● PROMPT: Retype the material in full, keeping every word the same.

● PROVIDED DATA:
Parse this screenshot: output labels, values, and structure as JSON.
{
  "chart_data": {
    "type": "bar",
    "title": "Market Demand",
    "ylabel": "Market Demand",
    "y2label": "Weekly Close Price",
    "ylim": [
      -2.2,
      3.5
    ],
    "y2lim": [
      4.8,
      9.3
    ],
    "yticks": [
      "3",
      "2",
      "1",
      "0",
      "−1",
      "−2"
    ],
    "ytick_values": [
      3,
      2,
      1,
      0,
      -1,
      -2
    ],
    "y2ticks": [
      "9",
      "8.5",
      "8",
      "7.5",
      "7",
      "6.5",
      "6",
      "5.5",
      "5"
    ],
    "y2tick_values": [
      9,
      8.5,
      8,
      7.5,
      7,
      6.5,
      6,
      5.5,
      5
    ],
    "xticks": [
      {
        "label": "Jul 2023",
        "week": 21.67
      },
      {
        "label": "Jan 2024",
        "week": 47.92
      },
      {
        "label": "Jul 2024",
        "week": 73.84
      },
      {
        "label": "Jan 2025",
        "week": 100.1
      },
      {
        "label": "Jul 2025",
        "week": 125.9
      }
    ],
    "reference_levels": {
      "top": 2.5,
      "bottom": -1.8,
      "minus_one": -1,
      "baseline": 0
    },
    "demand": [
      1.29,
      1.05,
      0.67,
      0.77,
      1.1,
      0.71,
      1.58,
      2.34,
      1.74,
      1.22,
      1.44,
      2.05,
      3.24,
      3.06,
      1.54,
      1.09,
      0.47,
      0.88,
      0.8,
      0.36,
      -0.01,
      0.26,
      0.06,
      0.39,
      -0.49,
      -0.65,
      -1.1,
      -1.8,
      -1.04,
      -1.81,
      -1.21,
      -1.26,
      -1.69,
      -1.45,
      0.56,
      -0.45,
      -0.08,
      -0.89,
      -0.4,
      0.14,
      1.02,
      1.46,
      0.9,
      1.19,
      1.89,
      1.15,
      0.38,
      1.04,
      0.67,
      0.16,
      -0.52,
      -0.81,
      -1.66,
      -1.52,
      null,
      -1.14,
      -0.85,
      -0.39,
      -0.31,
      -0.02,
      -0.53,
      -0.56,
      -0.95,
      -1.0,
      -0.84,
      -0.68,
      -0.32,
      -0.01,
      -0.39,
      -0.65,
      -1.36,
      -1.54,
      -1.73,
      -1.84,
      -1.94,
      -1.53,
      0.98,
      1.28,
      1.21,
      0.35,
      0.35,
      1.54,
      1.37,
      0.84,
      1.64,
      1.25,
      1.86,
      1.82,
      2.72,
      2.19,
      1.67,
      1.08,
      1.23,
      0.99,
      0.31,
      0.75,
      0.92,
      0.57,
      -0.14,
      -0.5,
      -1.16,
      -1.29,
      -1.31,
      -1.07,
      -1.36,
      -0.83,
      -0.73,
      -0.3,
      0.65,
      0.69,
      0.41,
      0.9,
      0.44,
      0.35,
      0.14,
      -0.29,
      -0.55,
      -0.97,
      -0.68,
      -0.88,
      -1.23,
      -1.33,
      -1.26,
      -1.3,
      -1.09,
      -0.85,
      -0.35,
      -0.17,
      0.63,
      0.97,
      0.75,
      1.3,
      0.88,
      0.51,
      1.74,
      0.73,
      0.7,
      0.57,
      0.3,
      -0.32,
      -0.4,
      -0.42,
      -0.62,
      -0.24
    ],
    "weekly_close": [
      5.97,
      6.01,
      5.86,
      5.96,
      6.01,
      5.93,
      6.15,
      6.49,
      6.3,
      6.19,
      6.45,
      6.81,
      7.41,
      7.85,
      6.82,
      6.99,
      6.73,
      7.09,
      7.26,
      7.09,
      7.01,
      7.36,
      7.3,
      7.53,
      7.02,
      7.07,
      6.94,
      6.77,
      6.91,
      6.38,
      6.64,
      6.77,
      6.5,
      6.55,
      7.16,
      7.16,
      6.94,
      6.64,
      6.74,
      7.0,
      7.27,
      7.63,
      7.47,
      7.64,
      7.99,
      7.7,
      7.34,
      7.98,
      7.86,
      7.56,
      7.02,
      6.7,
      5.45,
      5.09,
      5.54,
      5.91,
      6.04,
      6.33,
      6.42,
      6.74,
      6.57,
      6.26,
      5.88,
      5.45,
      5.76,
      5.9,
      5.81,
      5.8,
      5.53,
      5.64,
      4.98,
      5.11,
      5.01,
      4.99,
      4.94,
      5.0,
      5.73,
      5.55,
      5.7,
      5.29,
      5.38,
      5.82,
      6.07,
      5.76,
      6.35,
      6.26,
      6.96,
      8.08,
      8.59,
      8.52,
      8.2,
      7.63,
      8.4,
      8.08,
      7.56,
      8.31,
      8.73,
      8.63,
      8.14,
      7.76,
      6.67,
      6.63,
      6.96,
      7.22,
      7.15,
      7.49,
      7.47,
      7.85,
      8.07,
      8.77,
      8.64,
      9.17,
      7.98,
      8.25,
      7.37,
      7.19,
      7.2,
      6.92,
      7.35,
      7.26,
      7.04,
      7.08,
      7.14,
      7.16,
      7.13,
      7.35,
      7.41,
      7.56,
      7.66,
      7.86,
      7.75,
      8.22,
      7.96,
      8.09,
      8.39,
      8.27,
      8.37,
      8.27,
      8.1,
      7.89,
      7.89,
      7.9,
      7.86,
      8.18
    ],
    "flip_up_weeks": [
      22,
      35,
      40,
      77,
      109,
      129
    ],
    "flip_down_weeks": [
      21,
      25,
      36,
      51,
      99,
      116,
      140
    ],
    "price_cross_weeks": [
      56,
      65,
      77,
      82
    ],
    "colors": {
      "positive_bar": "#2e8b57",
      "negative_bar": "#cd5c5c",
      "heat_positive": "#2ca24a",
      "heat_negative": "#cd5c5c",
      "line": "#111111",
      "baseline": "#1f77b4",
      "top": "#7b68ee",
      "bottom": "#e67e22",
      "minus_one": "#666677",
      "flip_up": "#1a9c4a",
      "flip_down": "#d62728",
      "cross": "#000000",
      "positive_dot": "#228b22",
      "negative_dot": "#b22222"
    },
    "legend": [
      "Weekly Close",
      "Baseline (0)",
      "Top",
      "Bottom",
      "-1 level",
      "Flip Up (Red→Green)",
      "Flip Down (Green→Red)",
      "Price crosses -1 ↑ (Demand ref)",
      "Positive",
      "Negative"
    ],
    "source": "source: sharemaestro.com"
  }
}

● FINAL ANSWER:
Parse this screenshot: output labels, values, and structure as JSON.
{
  "chart_data": {
    "type": "bar",
    "title": "Market Demand",
    "ylabel": "Market Demand",
    "y2label": "Weekly Close Price",
    "ylim": [
      -2.2,
      3.5
    ],
    "y2lim": [
      4.8,
      9.3
    ],
    "yticks": [
      "3",
      "2",
      "1",
      "0",
      "−1",
      "−2"
    ],
    "ytick_values": [
      3,
      2,
      1,
      0,
      -1,
      -2
    ],
    "y2ticks": [
      "9",
      "8.5",
      "8",
      "7.5",
      "7",
      "6.5",
      "6",
      "5.5",
      "5"
    ],
    "y2tick_values": [
      9,
      8.5,
      8,
      7.5,
      7,
      6.5,
      6,
      5.5,
      5
    ],
    "xticks": [
      {
        "label": "Jul 2023",
        "week": 21.67
      },
      {
        "label": "Jan 2024",
        "week": 47.92
      },
      {
        "label": "Jul 2024",
        "week": 73.84
      },
      {
        "label": "Jan 2025",
        "week": 100.1
      },
      {
        "label": "Jul 2025",
        "week": 125.9
      }
    ],
    "reference_levels": {
      "top": 2.5,
      "bottom": -1.8,
      "minus_one": -1,
      "baseline": 0
    },
    "demand": [
      1.29,
      1.05,
      0.67,
      0.77,
      1.1,
      0.71,
      1.58,
      2.34,
      1.74,
      1.22,
      1.44,
      2.05,
      3.24,
      3.06,
      1.54,
      1.09,
      0.47,
      0.88,
      0.8,
      0.36,
      -0.01,
      0.26,
      0.06,
      0.39,
      -0.49,
      -0.65,
      -1.1,
      -1.8,
      -1.04,
      -1.81,
      -1.21,
      -1.26,
      -1.69,
      -1.45,
      0.56,
      -0.45,
      -0.08,
      -0.89,
      -0.4,
      0.14,
      1.02,
      1.46,
      0.9,
      1.19,
      1.89,
      1.15,
      0.38,
      1.04,
      0.67,
      0.16,
      -0.52,
      -0.81,
      -1.66,
      -1.52,
      null,
      -1.14,
      -0.85,
      -0.39,
      -0.31,
      -0.02,
      -0.53,
      -0.56,
      -0.95,
      -1.0,
      -0.84,
      -0.68,
      -0.32,
      -0.01,
      -0.39,
      -0.65,
      -1.36,
      -1.54,
      -1.73,
      -1.84,
      -1.94,
      -1.53,
      0.98,
      1.28,
      1.21,
      0.35,
      0.35,
      1.54,
      1.37,
      0.84,
      1.64,
      1.25,
      1.86,
      1.82,
      2.72,
      2.19,
      1.67,
      1.08,
      1.23,
      0.99,
      0.31,
      0.75,
      0.92,
      0.57,
      -0.14,
      -0.5,
      -1.16,
      -1.29,
      -1.31,
      -1.07,
      -1.36,
      -0.83,
      -0.73,
      -0.3,
      0.65,
      0.69,
      0.41,
      0.9,
      0.44,
      0.35,
      0.14,
      -0.29,
      -0.55,
      -0.97,
      -0.68,
      -0.88,
      -1.23,
      -1.33,
      -1.26,
      -1.3,
      -1.09,
      -0.85,
      -0.35,
      -0.17,
      0.63,
      0.97,
      0.75,
      1.3,
      0.88,
      0.51,
      1.74,
      0.73,
      0.7,
      0.57,
      0.3,
      -0.32,
      -0.4,
      -0.42,
      -0.62,
      -0.24
    ],
    "weekly_close": [
      5.97,
      6.01,
      5.86,
      5.96,
      6.01,
      5.93,
      6.15,
      6.49,
      6.3,
      6.19,
      6.45,
      6.81,
      7.41,
      7.85,
      6.82,
      6.99,
      6.73,
      7.09,
      7.26,
      7.09,
      7.01,
      7.36,
      7.3,
      7.53,
      7.02,
      7.07,
      6.94,
      6.77,
      6.91,
      6.38,
      6.64,
      6.77,
      6.5,
      6.55,
      7.16,
      7.16,
      6.94,
      6.64,
      6.74,
      7.0,
      7.27,
      7.63,
      7.47,
      7.64,
      7.99,
      7.7,
      7.34,
      7.98,
      7.86,
      7.56,
      7.02,
      6.7,
      5.45,
      5.09,
      5.54,
      5.91,
      6.04,
      6.33,
      6.42,
      6.74,
      6.57,
      6.26,
      5.88,
      5.45,
      5.76,
      5.9,
      5.81,
      5.8,
      5.53,
      5.64,
      4.98,
      5.11,
      5.01,
      4.99,
      4.94,
      5.0,
      5.73,
      5.55,
      5.7,
      5.29,
      5.38,
      5.82,
      6.07,
      5.76,
      6.35,
      6.26,
      6.96,
      8.08,
      8.59,
      8.52,
      8.2,
      7.63,
      8.4,
      8.08,
      7.56,
      8.31,
      8.73,
      8.63,
      8.14,
      7.76,
      6.67,
      6.63,
      6.96,
      7.22,
      7.15,
      7.49,
      7.47,
      7.85,
      8.07,
      8.77,
      8.64,
      9.17,
      7.98,
      8.25,
      7.37,
      7.19,
      7.2,
      6.92,
      7.35,
      7.26,
      7.04,
      7.08,
      7.14,
      7.16,
      7.13,
      7.35,
      7.41,
      7.56,
      7.66,
      7.86,
      7.75,
      8.22,
      7.96,
      8.09,
      8.39,
      8.27,
      8.37,
      8.27,
      8.1,
      7.89,
      7.89,
      7.9,
      7.86,
      8.18
    ],
    "flip_up_weeks": [
      22,
      35,
      40,
      77,
      109,
      129
    ],
    "flip_down_weeks": [
      21,
      25,
      36,
      51,
      99,
      116,
      140
    ],
    "price_cross_weeks": [
      56,
      65,
      77,
      82
    ],
    "colors": {
      "positive_bar": "#2e8b57",
      "negative_bar": "#cd5c5c",
      "heat_positive": "#2ca24a",
      "heat_negative": "#cd5c5c",
      "line": "#111111",
      "baseline": "#1f77b4",
      "top": "#7b68ee",
      "bottom": "#e67e22",
      "minus_one": "#666677",
      "flip_up": "#1a9c4a",
      "flip_down": "#d62728",
      "cross": "#000000",
      "positive_dot": "#228b22",
      "negative_dot": "#b22222"
    },
    "legend": [
      "Weekly Close",
      "Baseline (0)",
      "Top",
      "Bottom",
      "-1 level",
      "Flip Up (Red→Green)",
      "Flip Down (Green→Red)",
      "Price crosses -1 ↑ (Demand ref)",
      "Positive",
      "Negative"
    ],
    "source": "source: sharemaestro.com"
  }
}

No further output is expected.